From the records below, pull each line that has "Predicted".

### MATERIAL PROVIDED
■ ■ ■ ■ ■ ■ ■
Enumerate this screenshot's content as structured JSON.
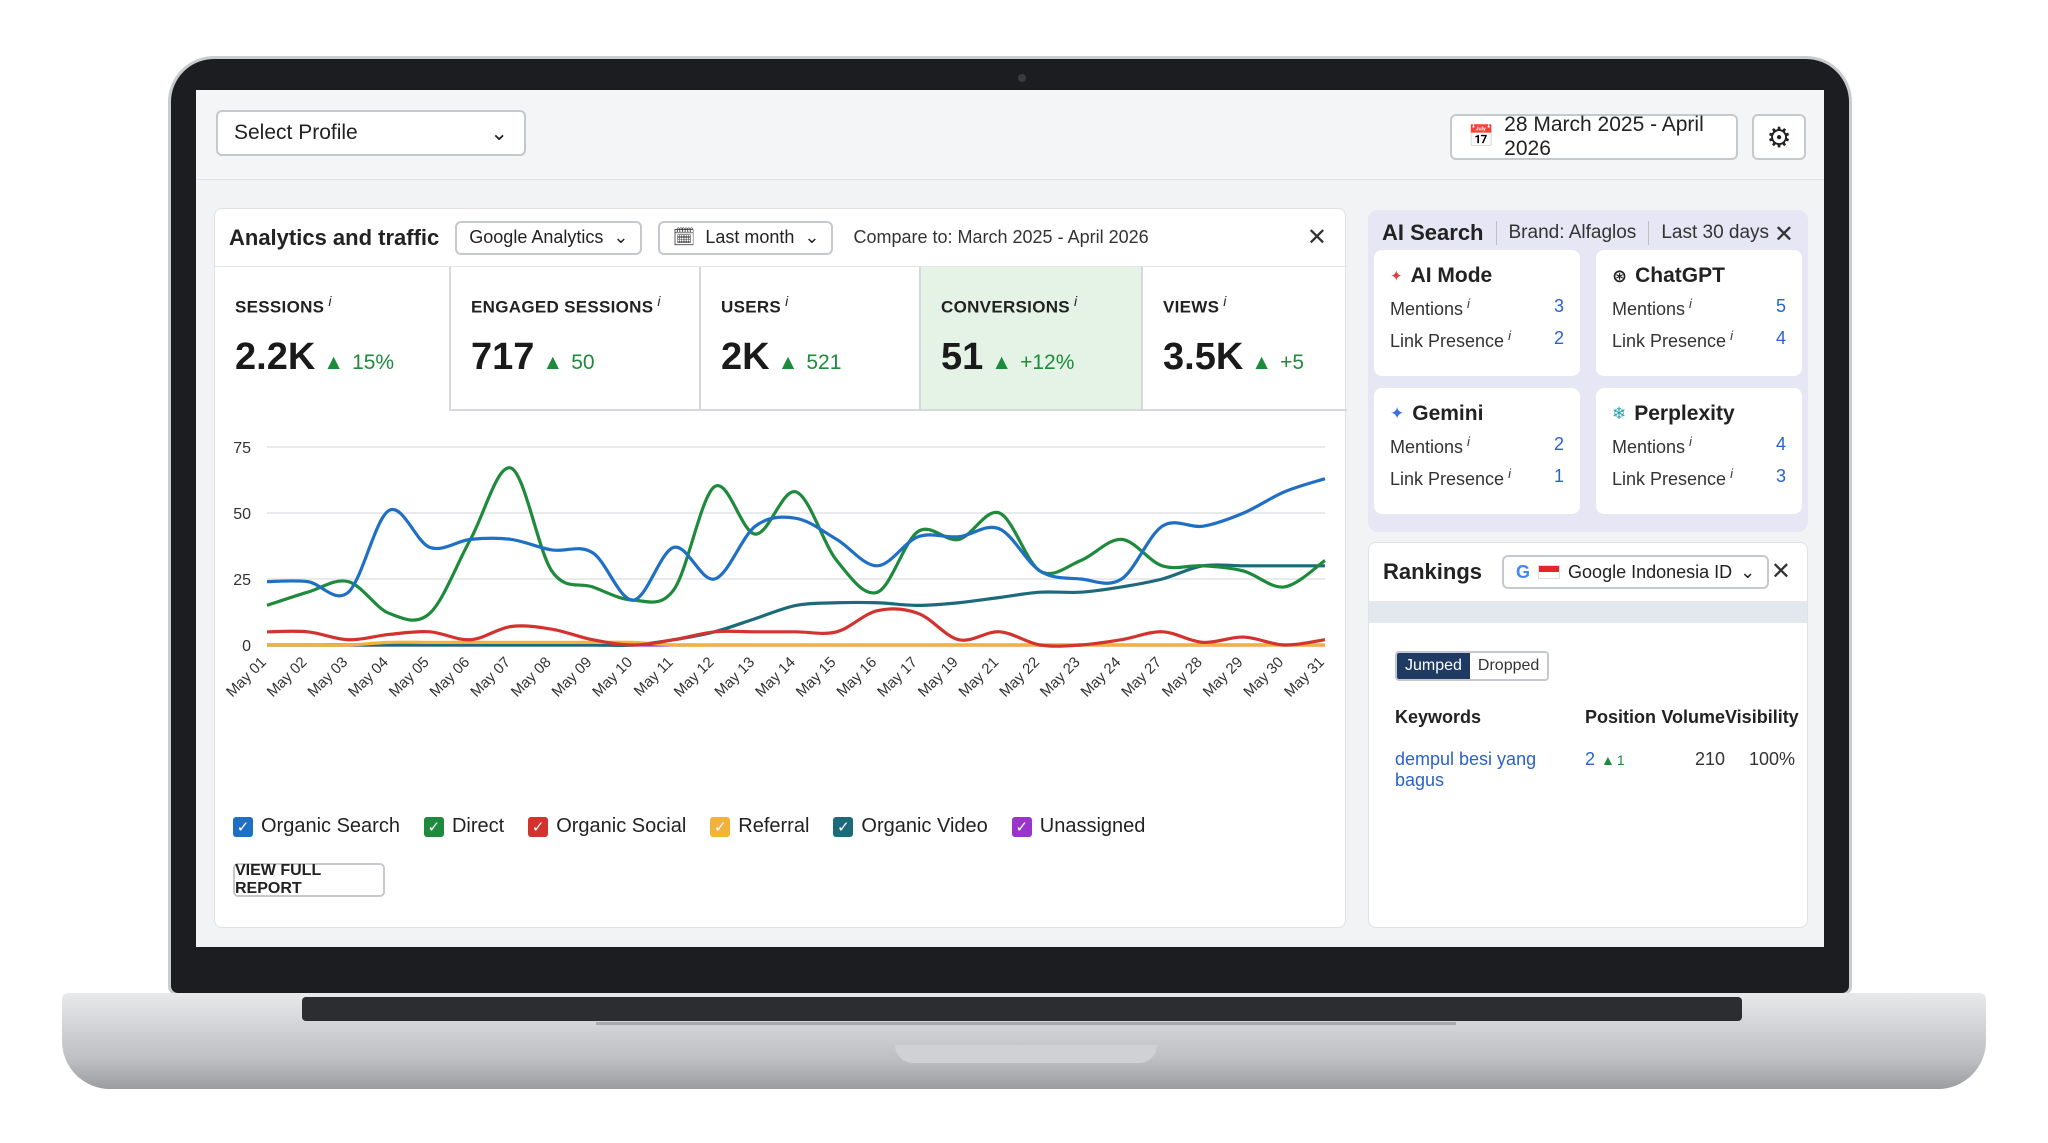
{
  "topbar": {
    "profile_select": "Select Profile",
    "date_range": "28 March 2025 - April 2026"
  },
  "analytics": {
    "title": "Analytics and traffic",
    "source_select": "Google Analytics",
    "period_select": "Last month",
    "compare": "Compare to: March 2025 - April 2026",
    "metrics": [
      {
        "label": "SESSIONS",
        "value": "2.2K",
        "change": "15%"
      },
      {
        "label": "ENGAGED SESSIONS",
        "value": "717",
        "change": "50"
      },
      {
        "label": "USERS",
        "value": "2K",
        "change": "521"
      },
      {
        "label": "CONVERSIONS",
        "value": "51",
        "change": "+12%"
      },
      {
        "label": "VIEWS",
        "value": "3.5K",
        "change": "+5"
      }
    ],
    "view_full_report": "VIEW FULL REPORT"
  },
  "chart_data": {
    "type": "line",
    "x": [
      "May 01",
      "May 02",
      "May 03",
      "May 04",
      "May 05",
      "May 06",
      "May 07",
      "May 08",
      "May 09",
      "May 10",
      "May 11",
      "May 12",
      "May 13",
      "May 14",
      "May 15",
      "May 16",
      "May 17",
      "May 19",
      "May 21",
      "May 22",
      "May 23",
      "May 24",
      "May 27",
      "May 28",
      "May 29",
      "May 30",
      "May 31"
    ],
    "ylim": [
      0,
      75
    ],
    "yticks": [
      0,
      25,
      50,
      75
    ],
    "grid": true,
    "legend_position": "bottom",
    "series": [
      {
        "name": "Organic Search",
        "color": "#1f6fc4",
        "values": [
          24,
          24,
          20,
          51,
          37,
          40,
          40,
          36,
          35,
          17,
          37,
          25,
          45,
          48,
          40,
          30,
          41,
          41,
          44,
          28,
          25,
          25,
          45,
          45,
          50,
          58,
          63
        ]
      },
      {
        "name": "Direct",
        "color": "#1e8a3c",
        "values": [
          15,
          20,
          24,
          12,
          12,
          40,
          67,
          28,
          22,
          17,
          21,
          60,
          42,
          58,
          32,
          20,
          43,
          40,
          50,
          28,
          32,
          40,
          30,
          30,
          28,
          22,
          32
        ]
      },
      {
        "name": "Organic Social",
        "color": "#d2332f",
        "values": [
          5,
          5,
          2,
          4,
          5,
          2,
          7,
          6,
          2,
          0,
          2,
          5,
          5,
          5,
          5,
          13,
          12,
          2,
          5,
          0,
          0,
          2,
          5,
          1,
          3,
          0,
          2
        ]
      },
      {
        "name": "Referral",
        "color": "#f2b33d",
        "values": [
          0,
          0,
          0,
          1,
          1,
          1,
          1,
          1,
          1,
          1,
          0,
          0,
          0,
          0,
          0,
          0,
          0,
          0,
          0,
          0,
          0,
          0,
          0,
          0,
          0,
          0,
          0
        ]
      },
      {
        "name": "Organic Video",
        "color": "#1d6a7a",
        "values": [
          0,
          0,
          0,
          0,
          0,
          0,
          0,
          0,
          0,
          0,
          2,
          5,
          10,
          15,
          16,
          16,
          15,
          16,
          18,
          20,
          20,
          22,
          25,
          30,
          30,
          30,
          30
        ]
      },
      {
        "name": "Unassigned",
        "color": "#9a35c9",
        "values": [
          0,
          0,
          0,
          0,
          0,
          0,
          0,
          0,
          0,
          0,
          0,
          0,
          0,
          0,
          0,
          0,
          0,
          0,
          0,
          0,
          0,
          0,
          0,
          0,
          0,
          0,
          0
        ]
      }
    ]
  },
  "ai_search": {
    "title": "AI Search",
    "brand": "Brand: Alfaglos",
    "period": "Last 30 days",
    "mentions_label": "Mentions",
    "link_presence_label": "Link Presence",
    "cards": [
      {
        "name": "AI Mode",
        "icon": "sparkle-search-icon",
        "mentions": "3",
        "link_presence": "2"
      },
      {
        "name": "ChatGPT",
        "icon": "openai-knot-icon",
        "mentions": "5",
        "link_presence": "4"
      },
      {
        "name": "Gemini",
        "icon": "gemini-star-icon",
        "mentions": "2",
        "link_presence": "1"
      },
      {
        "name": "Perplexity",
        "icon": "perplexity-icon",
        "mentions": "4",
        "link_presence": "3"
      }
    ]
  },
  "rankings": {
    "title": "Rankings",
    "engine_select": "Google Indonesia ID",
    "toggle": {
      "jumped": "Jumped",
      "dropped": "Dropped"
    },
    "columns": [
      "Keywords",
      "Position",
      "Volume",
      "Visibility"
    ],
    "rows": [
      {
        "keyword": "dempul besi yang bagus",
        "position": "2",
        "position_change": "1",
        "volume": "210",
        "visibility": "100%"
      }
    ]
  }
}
■ ■ ■ ■ ■ ■ ■
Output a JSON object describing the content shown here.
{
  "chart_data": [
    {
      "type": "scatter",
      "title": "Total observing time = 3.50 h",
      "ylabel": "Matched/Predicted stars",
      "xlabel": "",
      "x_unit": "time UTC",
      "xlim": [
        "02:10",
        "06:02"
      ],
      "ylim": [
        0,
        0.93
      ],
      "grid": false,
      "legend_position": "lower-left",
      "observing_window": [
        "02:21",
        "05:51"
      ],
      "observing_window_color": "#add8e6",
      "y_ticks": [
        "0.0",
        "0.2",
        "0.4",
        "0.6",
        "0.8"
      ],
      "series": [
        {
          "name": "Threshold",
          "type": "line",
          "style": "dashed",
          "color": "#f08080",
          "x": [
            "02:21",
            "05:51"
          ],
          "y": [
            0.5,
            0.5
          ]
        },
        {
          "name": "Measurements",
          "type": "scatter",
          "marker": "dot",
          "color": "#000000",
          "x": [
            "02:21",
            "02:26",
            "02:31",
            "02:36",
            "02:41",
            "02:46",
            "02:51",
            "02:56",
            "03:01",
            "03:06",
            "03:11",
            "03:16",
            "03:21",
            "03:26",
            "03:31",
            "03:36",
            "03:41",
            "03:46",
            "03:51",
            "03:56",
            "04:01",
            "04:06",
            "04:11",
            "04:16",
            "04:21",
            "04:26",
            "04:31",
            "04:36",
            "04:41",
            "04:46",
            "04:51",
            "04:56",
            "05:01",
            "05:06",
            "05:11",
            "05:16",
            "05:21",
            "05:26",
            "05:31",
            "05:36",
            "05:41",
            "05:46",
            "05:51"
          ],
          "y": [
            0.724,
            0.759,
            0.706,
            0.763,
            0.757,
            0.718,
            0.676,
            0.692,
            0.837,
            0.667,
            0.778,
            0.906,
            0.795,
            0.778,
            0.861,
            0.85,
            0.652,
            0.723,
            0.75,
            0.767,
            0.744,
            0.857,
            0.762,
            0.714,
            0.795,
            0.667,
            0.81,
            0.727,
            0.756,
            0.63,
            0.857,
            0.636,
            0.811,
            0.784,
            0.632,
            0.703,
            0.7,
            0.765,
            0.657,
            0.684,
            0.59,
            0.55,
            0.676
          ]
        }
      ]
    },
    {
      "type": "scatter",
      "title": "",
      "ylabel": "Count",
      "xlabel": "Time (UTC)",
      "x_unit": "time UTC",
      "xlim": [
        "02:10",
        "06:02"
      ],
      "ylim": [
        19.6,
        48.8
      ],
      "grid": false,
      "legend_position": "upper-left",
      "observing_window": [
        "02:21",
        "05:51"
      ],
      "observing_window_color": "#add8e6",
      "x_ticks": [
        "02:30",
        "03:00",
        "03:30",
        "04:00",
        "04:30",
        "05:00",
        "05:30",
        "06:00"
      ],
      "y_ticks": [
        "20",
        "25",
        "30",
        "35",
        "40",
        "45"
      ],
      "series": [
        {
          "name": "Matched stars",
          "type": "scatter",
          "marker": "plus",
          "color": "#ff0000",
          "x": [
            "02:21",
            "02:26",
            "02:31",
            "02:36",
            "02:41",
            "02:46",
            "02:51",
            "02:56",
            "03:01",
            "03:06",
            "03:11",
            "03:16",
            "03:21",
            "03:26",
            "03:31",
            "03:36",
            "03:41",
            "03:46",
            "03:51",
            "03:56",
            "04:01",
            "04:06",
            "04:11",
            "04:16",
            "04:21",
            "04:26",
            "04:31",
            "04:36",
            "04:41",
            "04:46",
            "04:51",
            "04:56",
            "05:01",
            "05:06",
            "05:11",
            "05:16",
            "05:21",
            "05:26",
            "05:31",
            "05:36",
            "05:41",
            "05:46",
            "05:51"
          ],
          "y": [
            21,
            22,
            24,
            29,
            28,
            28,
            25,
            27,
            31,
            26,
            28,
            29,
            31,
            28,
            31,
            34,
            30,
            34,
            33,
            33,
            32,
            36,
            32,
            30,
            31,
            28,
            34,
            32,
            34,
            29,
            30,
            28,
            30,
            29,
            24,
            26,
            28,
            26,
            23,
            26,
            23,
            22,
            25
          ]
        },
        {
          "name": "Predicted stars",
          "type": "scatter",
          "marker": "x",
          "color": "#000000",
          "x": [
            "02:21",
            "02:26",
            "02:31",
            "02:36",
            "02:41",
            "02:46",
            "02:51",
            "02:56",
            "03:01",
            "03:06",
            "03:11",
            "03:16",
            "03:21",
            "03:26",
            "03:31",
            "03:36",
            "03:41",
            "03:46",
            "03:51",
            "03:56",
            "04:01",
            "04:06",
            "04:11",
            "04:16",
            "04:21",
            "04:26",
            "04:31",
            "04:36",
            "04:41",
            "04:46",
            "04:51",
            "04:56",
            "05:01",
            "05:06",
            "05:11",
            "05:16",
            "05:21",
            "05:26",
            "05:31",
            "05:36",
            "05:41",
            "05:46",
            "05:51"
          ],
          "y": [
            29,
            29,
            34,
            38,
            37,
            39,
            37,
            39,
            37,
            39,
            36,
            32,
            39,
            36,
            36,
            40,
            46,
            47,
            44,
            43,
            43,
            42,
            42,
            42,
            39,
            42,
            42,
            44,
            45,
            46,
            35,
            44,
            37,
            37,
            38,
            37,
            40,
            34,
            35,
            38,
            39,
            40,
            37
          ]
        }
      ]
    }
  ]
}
■ ■ ■ ■ ■ ■ ■
### PROBLEM SOLUTION
      "ylabel": "Matched/Predicted stars",
          "name": "Predicted stars",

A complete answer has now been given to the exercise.